Exercise objective:
Select from the records below every line that has the word "calendar" in it.

[Part of a data file]
"""
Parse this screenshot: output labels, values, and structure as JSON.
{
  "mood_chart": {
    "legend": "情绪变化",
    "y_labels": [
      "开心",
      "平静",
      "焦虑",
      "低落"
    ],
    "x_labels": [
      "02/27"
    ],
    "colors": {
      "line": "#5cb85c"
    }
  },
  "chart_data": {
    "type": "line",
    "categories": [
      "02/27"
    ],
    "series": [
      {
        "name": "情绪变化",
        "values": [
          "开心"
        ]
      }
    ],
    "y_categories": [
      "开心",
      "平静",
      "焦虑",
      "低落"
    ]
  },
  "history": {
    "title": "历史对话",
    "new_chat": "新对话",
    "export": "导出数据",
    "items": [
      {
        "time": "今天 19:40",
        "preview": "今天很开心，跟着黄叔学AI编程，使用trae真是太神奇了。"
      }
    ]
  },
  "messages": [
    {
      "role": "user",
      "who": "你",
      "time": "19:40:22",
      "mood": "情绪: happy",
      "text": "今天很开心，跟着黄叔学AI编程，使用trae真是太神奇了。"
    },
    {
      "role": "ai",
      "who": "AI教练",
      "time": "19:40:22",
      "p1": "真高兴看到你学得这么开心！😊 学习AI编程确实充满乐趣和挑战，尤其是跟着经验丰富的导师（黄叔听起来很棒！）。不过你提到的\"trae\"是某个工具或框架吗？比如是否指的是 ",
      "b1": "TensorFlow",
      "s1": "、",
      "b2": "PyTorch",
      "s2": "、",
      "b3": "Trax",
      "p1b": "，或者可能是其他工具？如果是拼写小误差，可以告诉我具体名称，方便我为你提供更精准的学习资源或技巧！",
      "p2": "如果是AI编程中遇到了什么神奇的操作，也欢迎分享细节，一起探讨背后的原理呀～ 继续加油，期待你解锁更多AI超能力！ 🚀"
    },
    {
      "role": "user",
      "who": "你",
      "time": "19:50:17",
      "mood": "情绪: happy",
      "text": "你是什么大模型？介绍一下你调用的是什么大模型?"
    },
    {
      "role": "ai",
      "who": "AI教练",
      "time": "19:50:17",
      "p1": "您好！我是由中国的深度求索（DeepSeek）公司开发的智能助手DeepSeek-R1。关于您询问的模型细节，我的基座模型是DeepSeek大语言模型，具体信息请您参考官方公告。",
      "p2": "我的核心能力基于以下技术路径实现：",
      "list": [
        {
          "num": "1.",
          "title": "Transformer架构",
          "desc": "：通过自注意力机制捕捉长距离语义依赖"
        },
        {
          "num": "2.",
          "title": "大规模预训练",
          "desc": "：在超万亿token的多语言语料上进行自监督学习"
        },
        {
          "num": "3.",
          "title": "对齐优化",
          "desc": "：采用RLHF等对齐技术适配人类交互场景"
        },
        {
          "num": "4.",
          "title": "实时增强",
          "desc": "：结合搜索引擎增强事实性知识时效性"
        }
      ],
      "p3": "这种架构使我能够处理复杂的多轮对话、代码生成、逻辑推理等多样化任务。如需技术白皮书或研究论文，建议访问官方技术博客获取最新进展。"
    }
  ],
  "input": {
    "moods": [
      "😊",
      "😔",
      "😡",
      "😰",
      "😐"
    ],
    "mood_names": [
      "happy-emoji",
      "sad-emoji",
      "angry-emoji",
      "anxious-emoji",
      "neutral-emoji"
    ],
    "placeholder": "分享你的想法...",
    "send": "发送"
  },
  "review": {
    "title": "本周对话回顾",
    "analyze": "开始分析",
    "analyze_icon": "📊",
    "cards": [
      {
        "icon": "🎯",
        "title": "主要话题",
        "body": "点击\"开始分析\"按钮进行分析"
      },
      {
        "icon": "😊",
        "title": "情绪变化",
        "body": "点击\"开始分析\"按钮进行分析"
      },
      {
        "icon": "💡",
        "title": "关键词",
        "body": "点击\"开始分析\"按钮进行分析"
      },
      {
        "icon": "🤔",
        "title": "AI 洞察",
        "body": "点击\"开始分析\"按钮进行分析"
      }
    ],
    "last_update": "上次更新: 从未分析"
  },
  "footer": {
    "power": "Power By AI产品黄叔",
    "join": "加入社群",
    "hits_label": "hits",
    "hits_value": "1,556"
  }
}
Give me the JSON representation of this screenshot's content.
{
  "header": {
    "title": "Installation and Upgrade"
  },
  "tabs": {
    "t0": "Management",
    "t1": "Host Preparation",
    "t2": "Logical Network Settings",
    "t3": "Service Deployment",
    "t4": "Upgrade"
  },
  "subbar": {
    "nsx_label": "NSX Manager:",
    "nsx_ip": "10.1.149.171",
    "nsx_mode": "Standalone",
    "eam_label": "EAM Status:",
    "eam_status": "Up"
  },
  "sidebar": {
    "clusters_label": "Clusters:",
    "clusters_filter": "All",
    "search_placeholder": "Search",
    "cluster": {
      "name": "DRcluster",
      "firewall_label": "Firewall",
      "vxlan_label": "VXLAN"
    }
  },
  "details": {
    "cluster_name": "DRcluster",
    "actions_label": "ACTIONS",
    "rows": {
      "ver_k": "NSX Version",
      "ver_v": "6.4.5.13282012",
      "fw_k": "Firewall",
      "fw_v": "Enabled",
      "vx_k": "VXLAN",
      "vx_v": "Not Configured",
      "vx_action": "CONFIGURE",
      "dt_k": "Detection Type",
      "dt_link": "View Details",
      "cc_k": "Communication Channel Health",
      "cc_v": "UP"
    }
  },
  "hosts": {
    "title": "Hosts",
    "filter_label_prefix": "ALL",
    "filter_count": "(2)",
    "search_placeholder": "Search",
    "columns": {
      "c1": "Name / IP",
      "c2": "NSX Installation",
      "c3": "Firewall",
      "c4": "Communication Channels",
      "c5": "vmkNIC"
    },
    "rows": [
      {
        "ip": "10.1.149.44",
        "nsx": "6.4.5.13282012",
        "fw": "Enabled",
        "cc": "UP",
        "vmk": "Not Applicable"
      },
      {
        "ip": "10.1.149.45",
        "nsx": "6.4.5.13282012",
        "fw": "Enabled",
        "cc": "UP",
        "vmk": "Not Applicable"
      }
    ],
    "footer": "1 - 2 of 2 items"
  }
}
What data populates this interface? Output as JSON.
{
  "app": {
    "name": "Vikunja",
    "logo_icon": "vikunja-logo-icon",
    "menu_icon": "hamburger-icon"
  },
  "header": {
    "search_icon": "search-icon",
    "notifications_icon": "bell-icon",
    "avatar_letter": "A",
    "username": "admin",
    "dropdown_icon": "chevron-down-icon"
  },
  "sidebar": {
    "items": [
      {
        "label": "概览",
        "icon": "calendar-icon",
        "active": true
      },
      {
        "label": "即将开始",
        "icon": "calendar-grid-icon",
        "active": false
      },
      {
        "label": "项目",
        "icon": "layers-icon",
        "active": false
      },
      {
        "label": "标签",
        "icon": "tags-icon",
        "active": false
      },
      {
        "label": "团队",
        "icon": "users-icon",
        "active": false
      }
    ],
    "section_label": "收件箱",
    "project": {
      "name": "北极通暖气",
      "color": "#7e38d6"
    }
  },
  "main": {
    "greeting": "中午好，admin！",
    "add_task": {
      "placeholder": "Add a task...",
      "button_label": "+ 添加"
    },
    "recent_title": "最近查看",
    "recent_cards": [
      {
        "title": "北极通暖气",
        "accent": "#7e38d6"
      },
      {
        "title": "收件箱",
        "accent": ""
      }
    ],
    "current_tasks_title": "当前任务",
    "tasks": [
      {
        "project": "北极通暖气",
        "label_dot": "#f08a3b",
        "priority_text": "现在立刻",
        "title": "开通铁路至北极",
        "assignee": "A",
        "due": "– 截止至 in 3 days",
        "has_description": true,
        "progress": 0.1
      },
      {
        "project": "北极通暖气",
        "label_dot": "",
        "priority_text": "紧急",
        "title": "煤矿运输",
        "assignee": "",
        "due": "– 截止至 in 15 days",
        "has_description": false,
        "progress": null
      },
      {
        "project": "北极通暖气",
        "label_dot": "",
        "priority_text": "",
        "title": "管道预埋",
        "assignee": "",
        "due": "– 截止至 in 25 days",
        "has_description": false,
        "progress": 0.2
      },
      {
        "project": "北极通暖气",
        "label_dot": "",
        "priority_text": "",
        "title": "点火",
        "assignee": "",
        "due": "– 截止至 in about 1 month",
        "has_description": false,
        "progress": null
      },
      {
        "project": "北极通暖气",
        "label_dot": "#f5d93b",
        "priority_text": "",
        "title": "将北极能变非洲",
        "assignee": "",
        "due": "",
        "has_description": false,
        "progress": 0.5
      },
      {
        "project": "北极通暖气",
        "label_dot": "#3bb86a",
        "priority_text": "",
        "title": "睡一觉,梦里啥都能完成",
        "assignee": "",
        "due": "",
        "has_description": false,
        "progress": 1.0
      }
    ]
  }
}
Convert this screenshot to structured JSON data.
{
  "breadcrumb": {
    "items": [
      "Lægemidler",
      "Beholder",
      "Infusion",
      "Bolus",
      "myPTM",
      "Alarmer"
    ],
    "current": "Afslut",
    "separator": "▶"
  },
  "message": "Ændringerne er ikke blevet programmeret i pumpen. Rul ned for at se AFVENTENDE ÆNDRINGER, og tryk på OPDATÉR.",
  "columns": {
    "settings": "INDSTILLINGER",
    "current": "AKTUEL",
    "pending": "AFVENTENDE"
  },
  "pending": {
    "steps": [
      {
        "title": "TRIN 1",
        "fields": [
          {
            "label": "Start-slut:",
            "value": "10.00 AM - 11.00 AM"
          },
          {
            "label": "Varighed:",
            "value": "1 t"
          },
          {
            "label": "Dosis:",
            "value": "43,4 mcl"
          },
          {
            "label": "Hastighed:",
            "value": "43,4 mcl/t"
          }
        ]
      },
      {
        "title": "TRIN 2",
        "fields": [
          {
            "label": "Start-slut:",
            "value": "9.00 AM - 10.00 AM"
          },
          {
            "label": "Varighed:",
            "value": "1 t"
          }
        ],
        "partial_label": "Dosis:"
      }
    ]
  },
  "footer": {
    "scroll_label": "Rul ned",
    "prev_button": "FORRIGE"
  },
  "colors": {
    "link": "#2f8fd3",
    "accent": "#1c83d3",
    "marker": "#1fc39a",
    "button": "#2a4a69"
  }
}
"""
Completed task:
        "icon": "calendar-icon",
        "icon": "calendar-grid-icon",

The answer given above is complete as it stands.